• What the exercise asks:
Repeat the material below exactly, with no pictures.

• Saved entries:

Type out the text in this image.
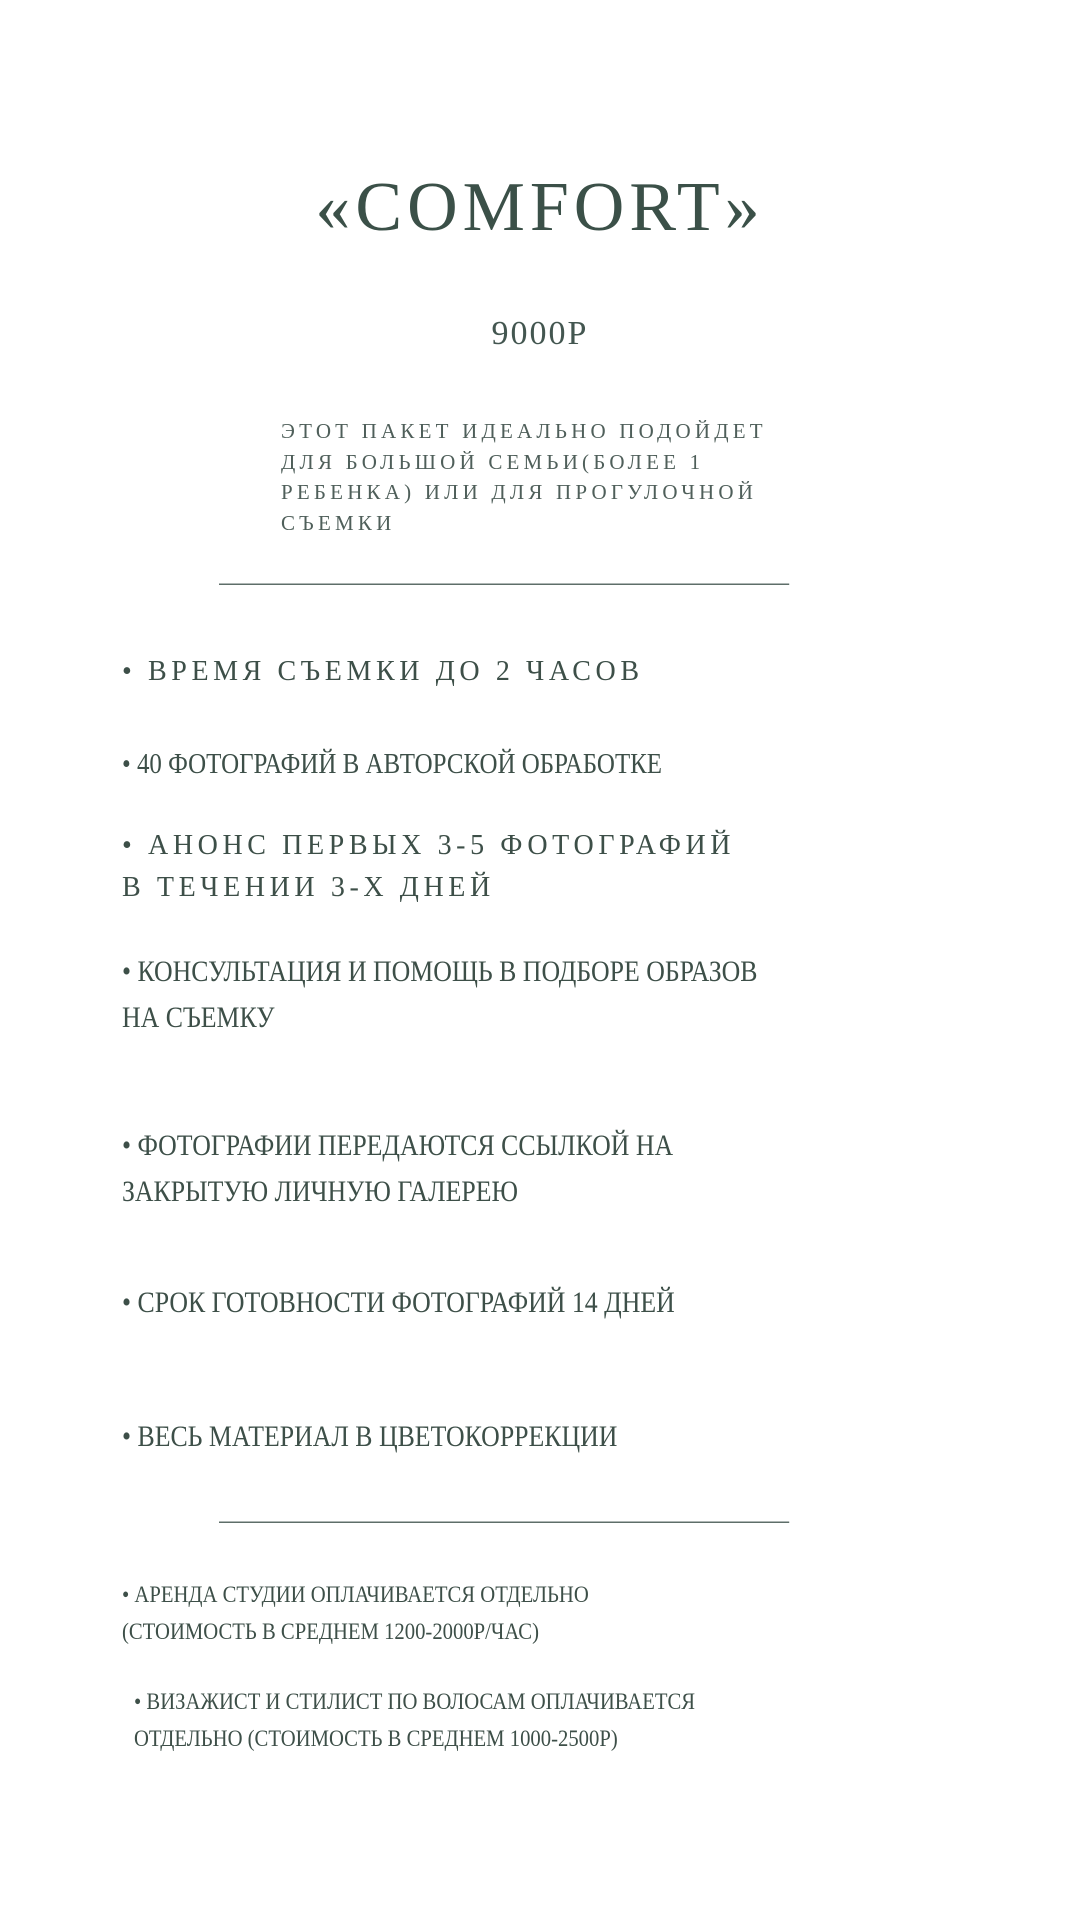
«COMFORT»
9000Р
ЭТОТ ПАКЕТ ИДЕАЛЬНО ПОДОЙДЕТ
ДЛЯ БОЛЬШОЙ СЕМЬИ(БОЛЕЕ 1
РЕБЕНКА) ИЛИ ДЛЯ ПРОГУЛОЧНОЙ
СЪЕМКИ
———————————————————
• ВРЕМЯ СЪЕМКИ ДО 2 ЧАСОВ
• 40 ФОТОГРАФИЙ В АВТОРСКОЙ ОБРАБОТКЕ
• АНОНС ПЕРВЫХ 3-5 ФОТОГРАФИЙ
В ТЕЧЕНИИ 3-Х ДНЕЙ
• КОНСУЛЬТАЦИЯ И ПОМОЩЬ В ПОДБОРЕ ОБРАЗОВ
НА СЪЕМКУ
• ФОТОГРАФИИ ПЕРЕДАЮТСЯ ССЫЛКОЙ НА
ЗАКРЫТУЮ ЛИЧНУЮ ГАЛЕРЕЮ
• СРОК ГОТОВНОСТИ ФОТОГРАФИЙ 14 ДНЕЙ
• ВЕСЬ МАТЕРИАЛ В ЦВЕТОКОРРЕКЦИИ
———————————————————
• АРЕНДА СТУДИИ ОПЛАЧИВАЕТСЯ ОТДЕЛЬНО
(СТОИМОСТЬ В СРЕДНЕМ 1200-2000Р/ЧАС)
• ВИЗАЖИСТ И СТИЛИСТ ПО ВОЛОСАМ ОПЛАЧИВАЕТСЯ
ОТДЕЛЬНО (СТОИМОСТЬ В СРЕДНЕМ 1000-2500Р)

• Finished answer:
Type out the text in this image.
«COMFORT»
9000Р
ЭТОТ ПАКЕТ ИДЕАЛЬНО ПОДОЙДЕТ
ДЛЯ БОЛЬШОЙ СЕМЬИ(БОЛЕЕ 1
РЕБЕНКА) ИЛИ ДЛЯ ПРОГУЛОЧНОЙ
СЪЕМКИ
———————————————————
• ВРЕМЯ СЪЕМКИ ДО 2 ЧАСОВ
• 40 ФОТОГРАФИЙ В АВТОРСКОЙ ОБРАБОТКЕ
• АНОНС ПЕРВЫХ 3-5 ФОТОГРАФИЙ
В ТЕЧЕНИИ 3-Х ДНЕЙ
• КОНСУЛЬТАЦИЯ И ПОМОЩЬ В ПОДБОРЕ ОБРАЗОВ
НА СЪЕМКУ
• ФОТОГРАФИИ ПЕРЕДАЮТСЯ ССЫЛКОЙ НА
ЗАКРЫТУЮ ЛИЧНУЮ ГАЛЕРЕЮ
• СРОК ГОТОВНОСТИ ФОТОГРАФИЙ 14 ДНЕЙ
• ВЕСЬ МАТЕРИАЛ В ЦВЕТОКОРРЕКЦИИ
———————————————————
• АРЕНДА СТУДИИ ОПЛАЧИВАЕТСЯ ОТДЕЛЬНО
(СТОИМОСТЬ В СРЕДНЕМ 1200-2000Р/ЧАС)
• ВИЗАЖИСТ И СТИЛИСТ ПО ВОЛОСАМ ОПЛАЧИВАЕТСЯ
ОТДЕЛЬНО (СТОИМОСТЬ В СРЕДНЕМ 1000-2500Р)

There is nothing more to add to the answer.